_Provided records_:
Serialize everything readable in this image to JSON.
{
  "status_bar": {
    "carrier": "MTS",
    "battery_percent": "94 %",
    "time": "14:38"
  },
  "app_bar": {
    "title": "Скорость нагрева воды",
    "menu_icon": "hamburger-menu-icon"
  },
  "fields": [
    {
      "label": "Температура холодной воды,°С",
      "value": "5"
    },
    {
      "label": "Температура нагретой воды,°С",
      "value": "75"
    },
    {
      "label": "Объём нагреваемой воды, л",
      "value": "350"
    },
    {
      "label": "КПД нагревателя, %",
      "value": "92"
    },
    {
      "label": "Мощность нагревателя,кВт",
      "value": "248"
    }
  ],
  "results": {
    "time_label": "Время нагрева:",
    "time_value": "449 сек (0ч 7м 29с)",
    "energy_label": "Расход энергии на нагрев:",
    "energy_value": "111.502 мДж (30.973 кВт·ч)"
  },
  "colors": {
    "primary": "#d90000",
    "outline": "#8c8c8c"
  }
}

_Job_:
Go through the listing above and return every line where the word "Температура" occurs.

_In response_:
      "label": "Температура холодной воды,°С",
      "label": "Температура нагретой воды,°С",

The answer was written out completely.